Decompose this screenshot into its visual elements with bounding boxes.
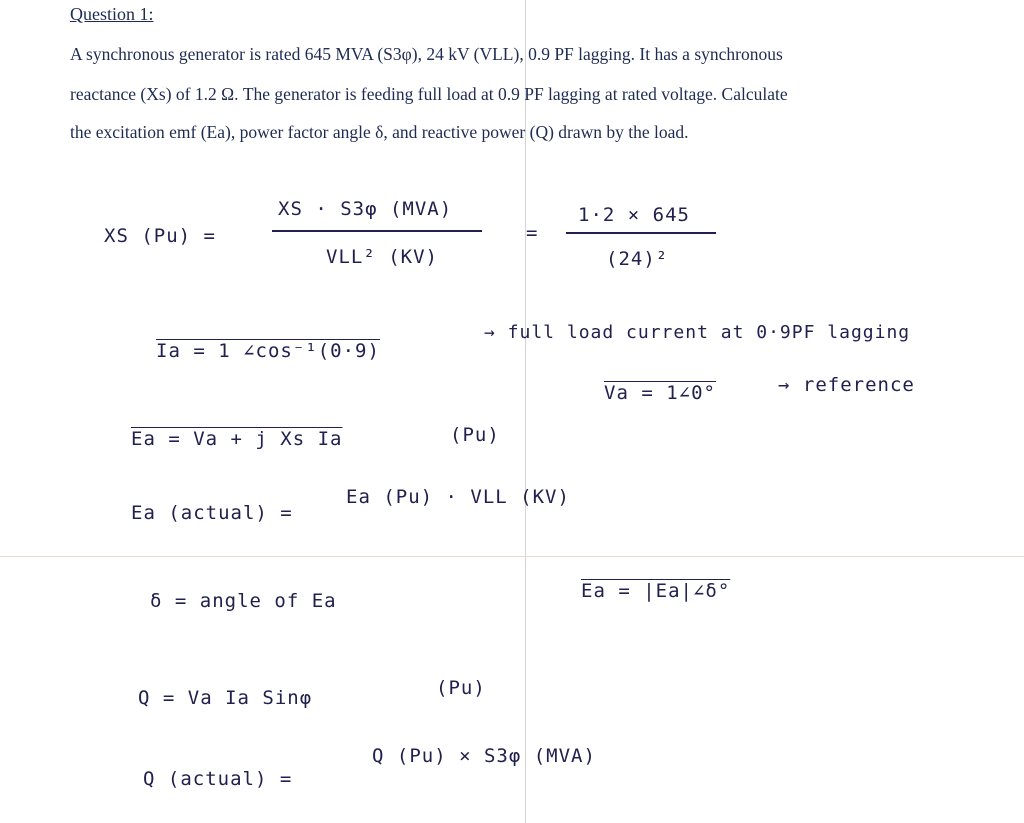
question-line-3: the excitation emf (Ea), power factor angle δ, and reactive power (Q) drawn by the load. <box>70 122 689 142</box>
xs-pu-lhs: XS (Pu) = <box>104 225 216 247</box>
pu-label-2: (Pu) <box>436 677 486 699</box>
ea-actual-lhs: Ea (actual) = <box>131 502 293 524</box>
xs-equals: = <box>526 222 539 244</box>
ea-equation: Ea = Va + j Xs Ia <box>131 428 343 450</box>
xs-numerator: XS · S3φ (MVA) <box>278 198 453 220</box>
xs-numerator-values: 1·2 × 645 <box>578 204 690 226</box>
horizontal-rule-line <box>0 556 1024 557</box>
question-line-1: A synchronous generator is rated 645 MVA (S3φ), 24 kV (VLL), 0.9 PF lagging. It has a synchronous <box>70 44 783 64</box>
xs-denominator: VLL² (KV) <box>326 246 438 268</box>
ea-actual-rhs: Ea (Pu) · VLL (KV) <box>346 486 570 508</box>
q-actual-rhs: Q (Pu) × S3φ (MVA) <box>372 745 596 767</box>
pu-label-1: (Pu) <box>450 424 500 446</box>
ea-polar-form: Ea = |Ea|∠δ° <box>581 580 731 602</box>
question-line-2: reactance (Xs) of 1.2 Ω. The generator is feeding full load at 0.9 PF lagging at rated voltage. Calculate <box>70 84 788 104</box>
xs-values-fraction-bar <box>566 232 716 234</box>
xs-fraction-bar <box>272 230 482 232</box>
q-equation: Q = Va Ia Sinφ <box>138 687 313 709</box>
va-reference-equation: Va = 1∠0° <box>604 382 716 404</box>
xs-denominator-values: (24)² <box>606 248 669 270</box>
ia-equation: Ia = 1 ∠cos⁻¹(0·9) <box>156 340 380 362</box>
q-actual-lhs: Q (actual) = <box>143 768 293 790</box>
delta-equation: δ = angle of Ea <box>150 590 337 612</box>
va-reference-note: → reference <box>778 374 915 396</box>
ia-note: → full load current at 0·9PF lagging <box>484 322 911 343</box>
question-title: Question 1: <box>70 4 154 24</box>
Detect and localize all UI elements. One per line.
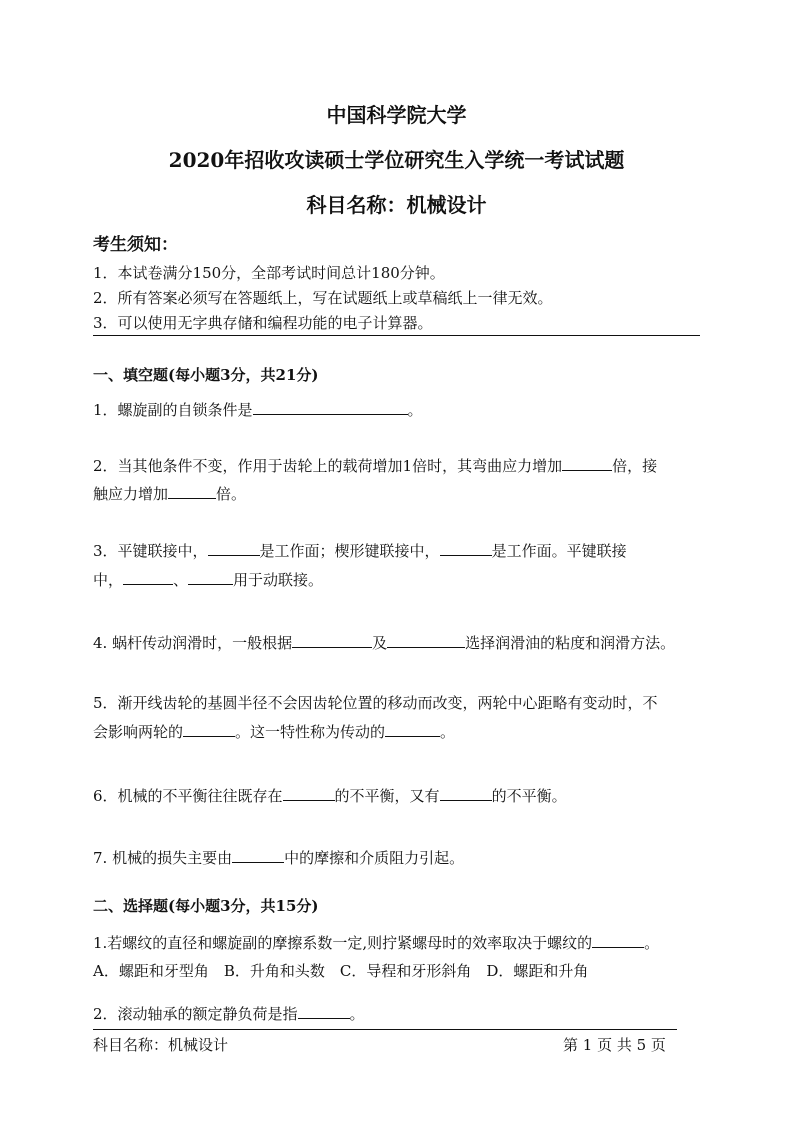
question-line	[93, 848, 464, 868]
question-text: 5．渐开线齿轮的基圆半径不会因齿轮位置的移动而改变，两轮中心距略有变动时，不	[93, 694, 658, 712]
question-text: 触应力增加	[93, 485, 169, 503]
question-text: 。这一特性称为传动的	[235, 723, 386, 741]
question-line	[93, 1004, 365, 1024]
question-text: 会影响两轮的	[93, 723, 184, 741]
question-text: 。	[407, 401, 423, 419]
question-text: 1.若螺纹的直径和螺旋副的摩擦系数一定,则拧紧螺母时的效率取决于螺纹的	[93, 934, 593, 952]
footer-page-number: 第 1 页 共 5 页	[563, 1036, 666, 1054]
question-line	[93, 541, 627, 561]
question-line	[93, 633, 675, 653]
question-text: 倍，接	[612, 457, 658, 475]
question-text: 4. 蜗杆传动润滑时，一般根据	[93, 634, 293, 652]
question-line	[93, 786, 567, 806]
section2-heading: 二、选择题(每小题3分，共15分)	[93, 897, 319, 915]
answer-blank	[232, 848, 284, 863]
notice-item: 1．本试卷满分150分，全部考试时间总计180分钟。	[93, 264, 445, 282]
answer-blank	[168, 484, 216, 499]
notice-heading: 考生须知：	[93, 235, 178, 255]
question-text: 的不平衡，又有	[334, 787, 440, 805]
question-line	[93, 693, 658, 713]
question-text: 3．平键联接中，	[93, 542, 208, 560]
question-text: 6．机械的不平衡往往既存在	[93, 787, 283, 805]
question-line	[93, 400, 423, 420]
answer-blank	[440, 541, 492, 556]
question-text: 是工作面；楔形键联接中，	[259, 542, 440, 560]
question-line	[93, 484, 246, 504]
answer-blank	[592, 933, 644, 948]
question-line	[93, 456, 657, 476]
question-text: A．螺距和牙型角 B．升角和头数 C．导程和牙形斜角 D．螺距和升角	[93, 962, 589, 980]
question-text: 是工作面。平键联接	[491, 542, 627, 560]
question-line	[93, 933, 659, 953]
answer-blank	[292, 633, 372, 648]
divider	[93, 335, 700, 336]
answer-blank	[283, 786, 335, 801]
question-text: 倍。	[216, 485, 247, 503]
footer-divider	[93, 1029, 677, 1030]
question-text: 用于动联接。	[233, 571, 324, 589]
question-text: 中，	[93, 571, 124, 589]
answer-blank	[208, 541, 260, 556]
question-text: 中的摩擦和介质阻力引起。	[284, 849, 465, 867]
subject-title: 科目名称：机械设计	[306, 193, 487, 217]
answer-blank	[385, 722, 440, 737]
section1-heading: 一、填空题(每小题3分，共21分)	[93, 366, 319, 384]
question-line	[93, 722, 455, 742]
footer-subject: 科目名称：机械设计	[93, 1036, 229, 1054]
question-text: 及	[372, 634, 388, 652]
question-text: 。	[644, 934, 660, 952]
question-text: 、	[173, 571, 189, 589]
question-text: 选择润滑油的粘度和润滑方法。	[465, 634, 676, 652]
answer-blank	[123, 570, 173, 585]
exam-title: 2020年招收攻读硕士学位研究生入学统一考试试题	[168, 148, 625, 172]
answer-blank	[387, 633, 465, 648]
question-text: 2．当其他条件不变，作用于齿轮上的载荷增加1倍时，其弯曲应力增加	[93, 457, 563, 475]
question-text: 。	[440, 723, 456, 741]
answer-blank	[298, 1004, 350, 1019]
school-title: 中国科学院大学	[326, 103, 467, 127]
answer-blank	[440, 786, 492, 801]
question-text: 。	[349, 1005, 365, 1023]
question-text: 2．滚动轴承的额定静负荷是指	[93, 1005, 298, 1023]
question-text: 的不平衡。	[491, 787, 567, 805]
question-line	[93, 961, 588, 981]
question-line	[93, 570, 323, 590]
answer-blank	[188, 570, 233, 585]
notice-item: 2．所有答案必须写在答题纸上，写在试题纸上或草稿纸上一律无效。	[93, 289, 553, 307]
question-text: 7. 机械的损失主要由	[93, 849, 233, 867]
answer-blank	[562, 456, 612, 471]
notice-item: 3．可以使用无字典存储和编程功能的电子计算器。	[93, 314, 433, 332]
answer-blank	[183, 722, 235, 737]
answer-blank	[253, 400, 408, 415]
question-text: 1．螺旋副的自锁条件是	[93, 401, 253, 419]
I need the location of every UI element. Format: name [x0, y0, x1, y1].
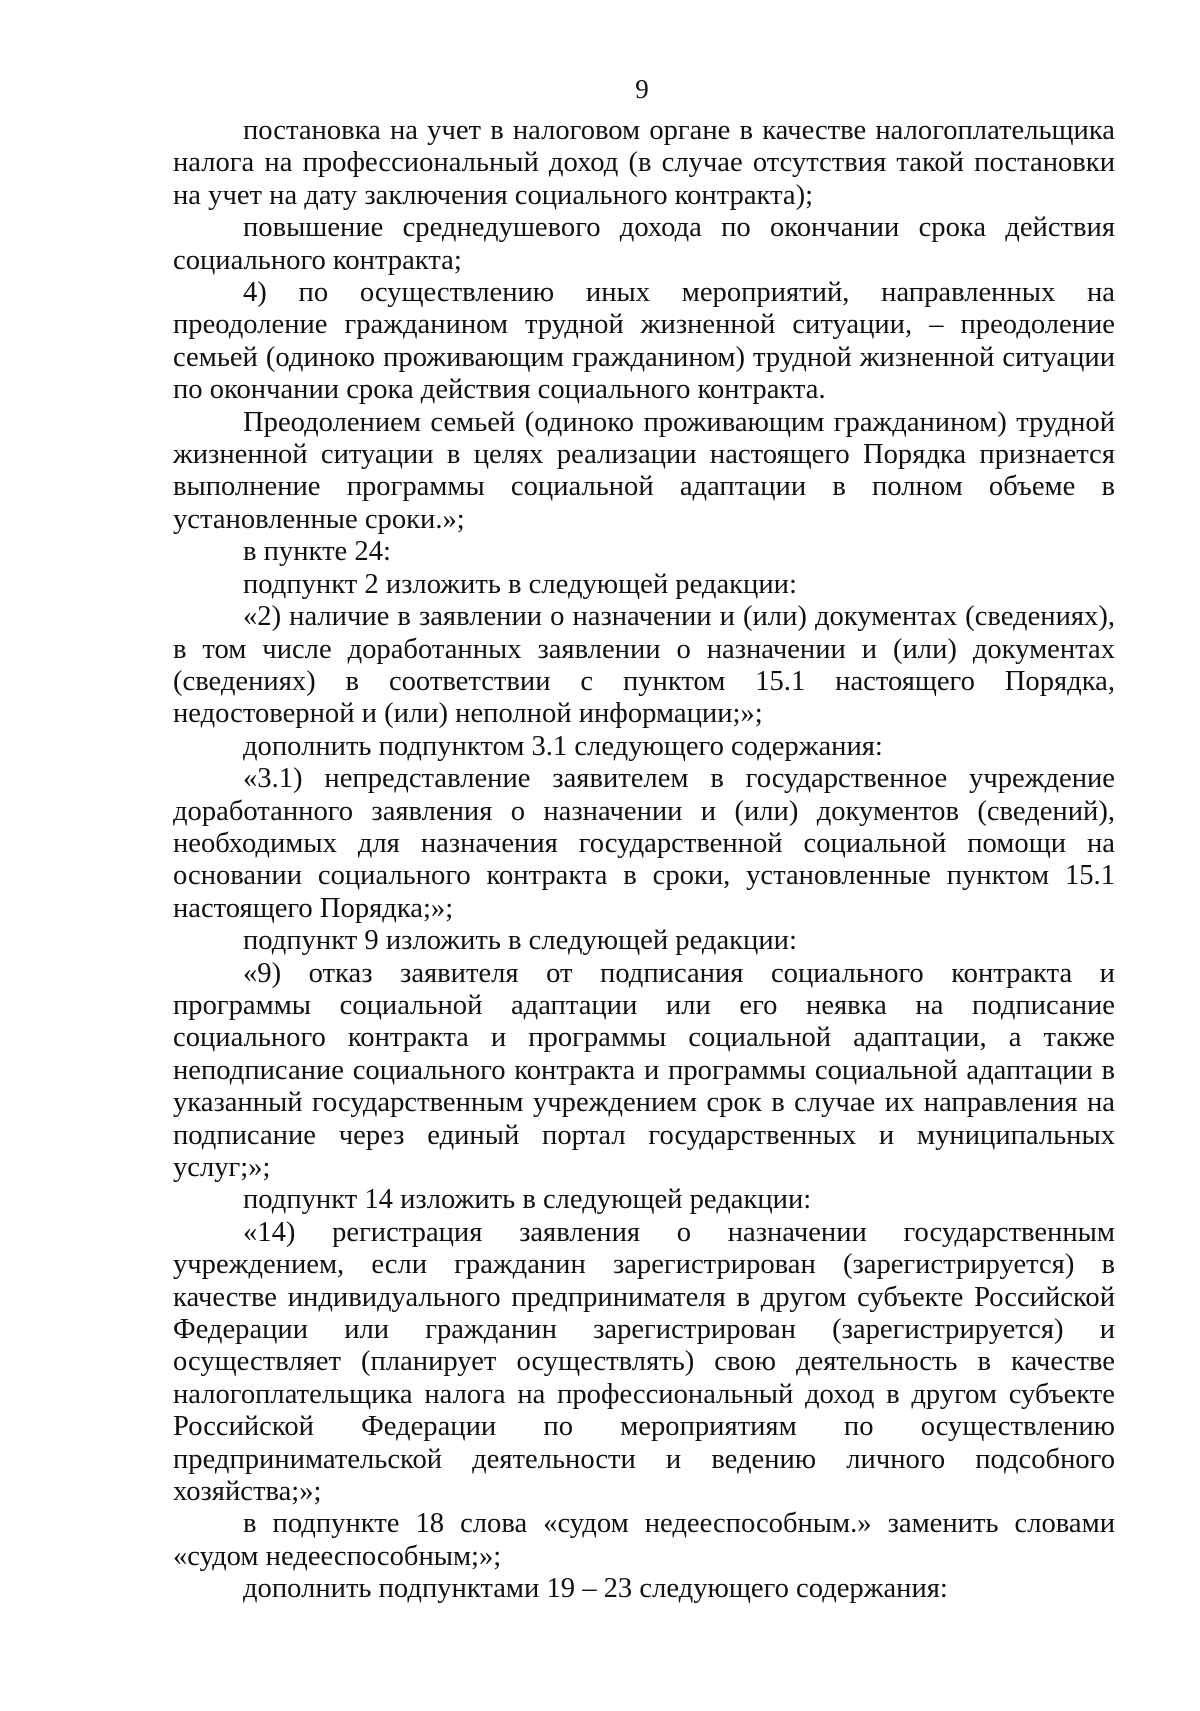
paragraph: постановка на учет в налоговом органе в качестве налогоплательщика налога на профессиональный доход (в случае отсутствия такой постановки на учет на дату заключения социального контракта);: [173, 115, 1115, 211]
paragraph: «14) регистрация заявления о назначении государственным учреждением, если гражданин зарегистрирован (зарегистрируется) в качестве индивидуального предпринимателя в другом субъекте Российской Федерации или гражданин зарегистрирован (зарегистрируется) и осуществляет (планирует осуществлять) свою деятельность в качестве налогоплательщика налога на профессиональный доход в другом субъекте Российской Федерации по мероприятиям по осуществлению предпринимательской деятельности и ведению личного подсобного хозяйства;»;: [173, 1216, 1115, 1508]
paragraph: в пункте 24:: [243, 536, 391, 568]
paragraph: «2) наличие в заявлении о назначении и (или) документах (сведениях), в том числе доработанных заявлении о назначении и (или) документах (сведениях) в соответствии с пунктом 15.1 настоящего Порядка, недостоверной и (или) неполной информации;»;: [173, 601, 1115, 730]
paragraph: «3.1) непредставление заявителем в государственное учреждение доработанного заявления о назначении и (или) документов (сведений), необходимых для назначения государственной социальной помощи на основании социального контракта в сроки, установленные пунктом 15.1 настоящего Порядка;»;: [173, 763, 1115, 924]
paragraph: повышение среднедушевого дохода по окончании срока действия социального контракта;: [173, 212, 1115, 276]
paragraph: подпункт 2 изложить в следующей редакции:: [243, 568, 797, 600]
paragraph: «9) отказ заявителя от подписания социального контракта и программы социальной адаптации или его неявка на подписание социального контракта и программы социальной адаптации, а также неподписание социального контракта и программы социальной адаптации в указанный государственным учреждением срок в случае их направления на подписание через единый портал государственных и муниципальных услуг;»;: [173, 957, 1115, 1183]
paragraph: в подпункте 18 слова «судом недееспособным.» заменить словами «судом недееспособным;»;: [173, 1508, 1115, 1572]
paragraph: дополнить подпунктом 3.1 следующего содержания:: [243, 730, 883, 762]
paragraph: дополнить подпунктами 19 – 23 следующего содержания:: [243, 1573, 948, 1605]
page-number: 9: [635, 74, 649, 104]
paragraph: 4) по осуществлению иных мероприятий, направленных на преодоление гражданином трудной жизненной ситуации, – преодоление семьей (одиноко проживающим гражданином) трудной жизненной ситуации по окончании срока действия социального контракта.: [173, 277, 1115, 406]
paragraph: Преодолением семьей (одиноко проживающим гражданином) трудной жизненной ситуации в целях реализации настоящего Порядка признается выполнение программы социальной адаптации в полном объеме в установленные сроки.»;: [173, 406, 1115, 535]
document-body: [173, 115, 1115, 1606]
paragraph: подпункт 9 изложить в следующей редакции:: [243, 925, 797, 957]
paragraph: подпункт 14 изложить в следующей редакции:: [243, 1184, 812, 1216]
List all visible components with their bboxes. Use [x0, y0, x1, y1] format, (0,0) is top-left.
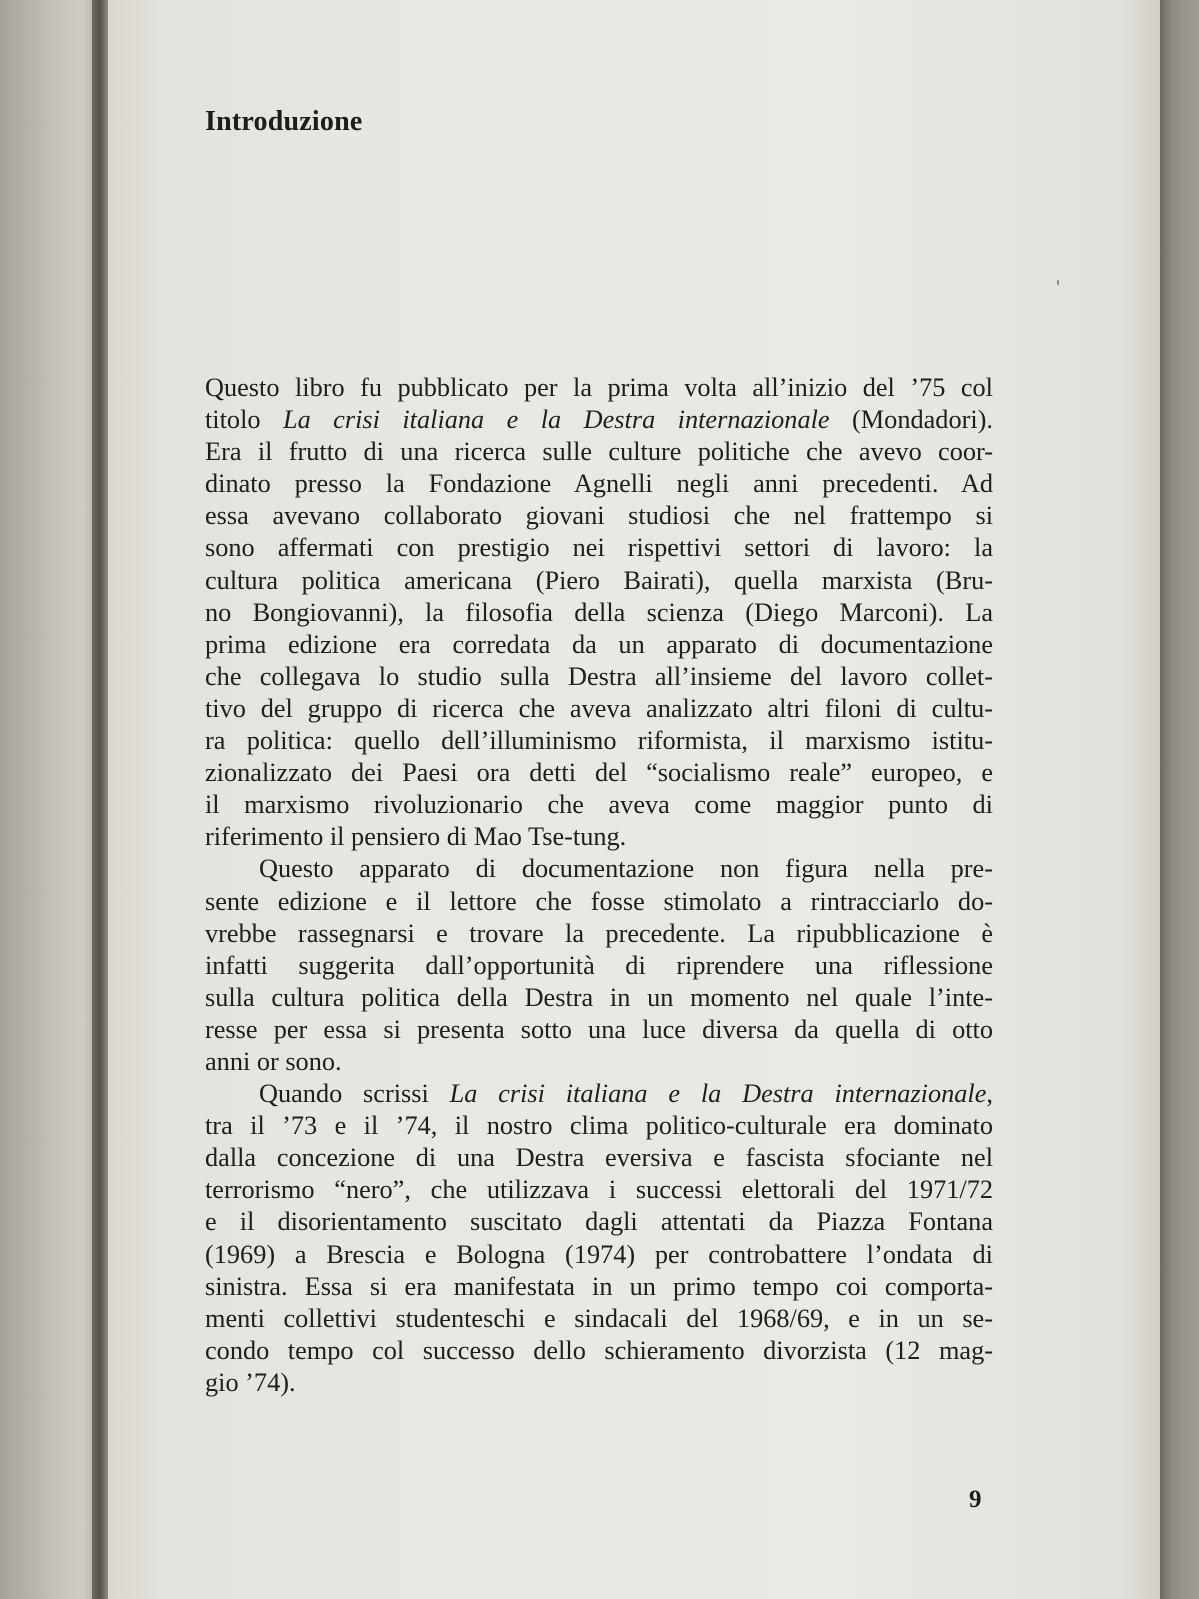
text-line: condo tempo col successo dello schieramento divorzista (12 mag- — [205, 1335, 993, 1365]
+ + + + +
Could you copy out, character for character, everything in the data from the line containing "848, 464, 868]" down to the line containing "934, 593, 952]", with both of those lines included?

:: Response below ::
question-line	[93, 848, 464, 868]
question-text: 5．渐开线齿轮的基圆半径不会因齿轮位置的移动而改变，两轮中心距略有变动时，不	[93, 694, 658, 712]
question-text: 触应力增加	[93, 485, 169, 503]
question-text: 。这一特性称为传动的	[235, 723, 386, 741]
question-line	[93, 1004, 365, 1024]
question-text: 会影响两轮的	[93, 723, 184, 741]
question-text: 。	[407, 401, 423, 419]
question-text: 1.若螺纹的直径和螺旋副的摩擦系数一定,则拧紧螺母时的效率取决于螺纹的	[93, 934, 593, 952]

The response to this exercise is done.